__WHAT IS ASKED__
Please count the rows below that contain the string "elements", matching case exactly, and reply with only the number.

__RECORD LIST__
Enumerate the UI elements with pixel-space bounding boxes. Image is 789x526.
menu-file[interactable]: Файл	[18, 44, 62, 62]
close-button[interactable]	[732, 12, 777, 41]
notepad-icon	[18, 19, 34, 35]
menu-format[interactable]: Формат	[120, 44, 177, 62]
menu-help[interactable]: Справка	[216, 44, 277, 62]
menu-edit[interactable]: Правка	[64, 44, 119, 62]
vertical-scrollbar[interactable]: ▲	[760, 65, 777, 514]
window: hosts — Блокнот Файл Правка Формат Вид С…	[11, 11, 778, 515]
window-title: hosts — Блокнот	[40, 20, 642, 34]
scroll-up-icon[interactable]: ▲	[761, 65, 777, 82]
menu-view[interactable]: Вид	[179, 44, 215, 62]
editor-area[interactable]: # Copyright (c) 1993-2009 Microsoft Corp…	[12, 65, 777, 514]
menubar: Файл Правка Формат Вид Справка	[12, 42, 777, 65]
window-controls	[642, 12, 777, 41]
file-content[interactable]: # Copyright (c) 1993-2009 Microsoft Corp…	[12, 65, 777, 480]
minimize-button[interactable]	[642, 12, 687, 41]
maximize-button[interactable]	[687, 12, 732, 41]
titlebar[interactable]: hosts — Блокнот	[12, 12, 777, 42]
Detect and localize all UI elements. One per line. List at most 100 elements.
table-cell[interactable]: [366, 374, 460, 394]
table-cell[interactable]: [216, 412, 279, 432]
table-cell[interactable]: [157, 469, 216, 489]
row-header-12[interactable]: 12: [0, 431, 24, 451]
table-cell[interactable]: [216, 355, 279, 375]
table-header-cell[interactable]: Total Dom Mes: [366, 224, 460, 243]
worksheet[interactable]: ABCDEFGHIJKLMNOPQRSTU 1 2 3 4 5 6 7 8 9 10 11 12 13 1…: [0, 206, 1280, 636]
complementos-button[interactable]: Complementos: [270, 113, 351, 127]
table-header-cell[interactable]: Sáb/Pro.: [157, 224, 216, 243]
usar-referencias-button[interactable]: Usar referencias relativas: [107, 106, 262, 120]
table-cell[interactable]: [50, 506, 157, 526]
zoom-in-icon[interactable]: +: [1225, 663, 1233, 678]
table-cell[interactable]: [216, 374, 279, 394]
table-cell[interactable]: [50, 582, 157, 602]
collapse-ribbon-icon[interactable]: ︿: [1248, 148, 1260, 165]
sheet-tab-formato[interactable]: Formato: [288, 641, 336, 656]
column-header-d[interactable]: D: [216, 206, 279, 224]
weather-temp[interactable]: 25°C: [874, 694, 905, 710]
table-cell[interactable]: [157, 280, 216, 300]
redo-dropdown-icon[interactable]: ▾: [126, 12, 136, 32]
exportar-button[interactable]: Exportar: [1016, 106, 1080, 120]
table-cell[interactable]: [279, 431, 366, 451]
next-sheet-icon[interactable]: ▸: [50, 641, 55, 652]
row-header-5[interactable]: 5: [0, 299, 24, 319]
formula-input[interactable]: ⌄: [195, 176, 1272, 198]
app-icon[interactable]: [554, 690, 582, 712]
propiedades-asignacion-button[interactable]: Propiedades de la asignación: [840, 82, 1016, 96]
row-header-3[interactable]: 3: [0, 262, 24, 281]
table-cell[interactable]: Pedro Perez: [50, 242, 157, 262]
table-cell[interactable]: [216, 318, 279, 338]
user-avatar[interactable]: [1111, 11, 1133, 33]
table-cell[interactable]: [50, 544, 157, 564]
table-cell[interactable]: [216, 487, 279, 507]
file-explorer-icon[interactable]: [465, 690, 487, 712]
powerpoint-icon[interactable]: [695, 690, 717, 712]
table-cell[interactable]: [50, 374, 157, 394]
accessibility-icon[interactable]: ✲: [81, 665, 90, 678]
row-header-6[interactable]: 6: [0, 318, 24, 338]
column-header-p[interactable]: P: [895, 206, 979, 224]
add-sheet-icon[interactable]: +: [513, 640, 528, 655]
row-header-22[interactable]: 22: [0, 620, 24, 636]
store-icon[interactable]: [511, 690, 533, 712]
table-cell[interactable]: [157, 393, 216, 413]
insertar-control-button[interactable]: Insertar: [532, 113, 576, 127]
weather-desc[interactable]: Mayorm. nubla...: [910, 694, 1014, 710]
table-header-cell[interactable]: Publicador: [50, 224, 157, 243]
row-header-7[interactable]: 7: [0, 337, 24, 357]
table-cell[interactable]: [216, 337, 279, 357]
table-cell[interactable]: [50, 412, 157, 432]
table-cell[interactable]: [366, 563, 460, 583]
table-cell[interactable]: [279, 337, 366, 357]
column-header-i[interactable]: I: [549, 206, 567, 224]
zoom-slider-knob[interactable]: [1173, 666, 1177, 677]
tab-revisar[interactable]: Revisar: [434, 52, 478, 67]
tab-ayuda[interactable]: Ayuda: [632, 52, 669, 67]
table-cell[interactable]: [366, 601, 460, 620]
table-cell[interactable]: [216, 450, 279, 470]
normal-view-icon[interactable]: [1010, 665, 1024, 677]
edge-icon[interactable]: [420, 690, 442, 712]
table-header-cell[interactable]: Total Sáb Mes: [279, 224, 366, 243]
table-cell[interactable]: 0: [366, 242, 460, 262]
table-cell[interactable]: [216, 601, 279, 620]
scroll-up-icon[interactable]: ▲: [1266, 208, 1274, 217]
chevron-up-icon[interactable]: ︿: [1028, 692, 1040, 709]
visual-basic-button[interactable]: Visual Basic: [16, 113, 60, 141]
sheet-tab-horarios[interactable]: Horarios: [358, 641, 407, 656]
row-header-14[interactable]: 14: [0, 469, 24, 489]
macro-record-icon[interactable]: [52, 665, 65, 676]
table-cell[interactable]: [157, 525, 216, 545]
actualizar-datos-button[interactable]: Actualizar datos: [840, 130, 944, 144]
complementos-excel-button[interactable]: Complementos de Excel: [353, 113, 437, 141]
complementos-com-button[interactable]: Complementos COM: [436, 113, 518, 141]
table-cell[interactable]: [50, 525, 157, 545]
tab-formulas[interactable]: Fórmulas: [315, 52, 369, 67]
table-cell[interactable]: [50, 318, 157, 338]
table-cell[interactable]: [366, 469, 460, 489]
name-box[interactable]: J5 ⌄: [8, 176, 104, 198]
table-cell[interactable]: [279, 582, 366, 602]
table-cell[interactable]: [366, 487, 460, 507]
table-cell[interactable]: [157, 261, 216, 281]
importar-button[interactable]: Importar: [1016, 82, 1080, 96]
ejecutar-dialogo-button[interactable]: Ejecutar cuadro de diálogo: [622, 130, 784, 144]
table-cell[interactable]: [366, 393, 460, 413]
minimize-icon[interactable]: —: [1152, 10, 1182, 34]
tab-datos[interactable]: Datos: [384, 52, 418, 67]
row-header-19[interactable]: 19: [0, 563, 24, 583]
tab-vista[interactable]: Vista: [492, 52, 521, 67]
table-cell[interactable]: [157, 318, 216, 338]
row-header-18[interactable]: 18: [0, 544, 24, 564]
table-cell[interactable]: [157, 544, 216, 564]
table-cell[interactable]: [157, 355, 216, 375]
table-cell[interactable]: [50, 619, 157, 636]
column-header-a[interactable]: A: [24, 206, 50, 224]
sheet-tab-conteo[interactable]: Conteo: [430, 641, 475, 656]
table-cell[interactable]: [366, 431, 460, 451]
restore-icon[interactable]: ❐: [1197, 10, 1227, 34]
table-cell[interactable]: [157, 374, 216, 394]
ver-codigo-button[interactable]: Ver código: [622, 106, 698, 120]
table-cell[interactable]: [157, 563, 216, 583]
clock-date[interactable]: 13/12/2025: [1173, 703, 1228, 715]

__SOLVED EXERCISE__
2